■ **PROMPT**:
Can you transcribe every entry word for word, skipping the images?

■ **DATASET EXCERPTS**:
-------
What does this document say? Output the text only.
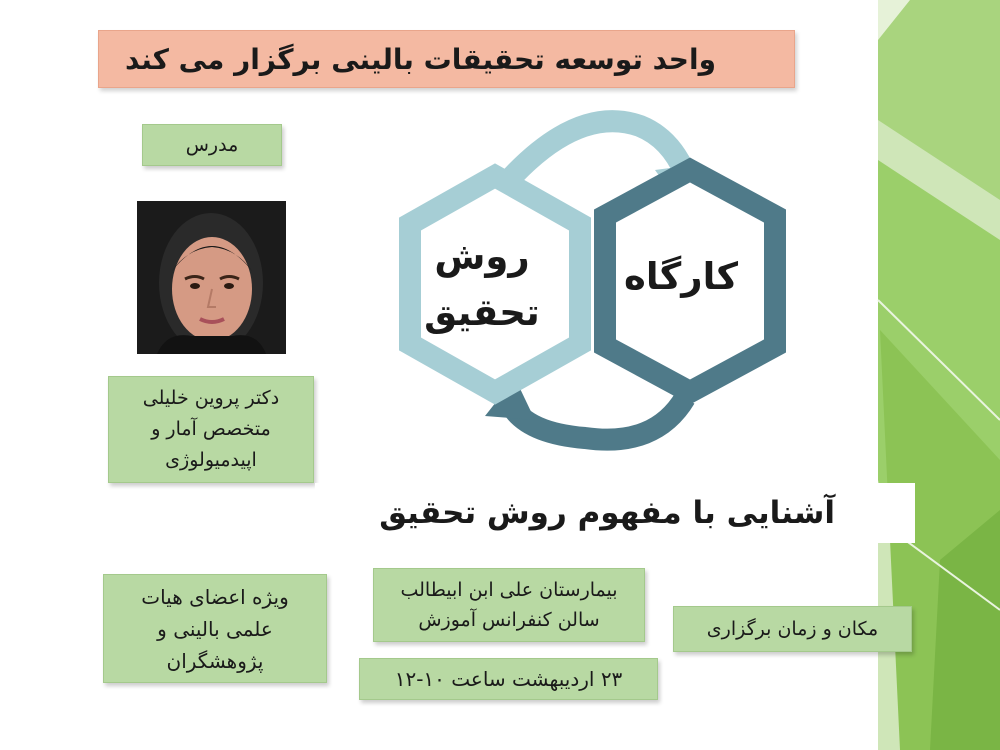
واحد توسعه تحقیقات بالینی برگزار می کند
مدرس
دکتر پروین خلیلی
متخصص آمار و
اپیدمیولوژی
روش
تحقیق
کارگاه
آشنایی با مفهوم روش تحقیق
ویژه اعضای هیات
علمی بالینی و
پژوهشگران
بیمارستان علی ابن ابیطالب
سالن کنفرانس آموزش
۲۳ اردیبهشت ساعت ۱۰-۱۲
مکان و زمان برگزاری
-------
■ **EXERCISE ANSWER**:
What does this document say? Output the text only.
واحد توسعه تحقیقات بالینی برگزار می کند
مدرس
دکتر پروین خلیلی
متخصص آمار و
اپیدمیولوژی
روش
تحقیق
کارگاه
آشنایی با مفهوم روش تحقیق
ویژه اعضای هیات
علمی بالینی و
پژوهشگران
بیمارستان علی ابن ابیطالب
سالن کنفرانس آموزش
۲۳ اردیبهشت ساعت ۱۰-۱۲
مکان و زمان برگزاری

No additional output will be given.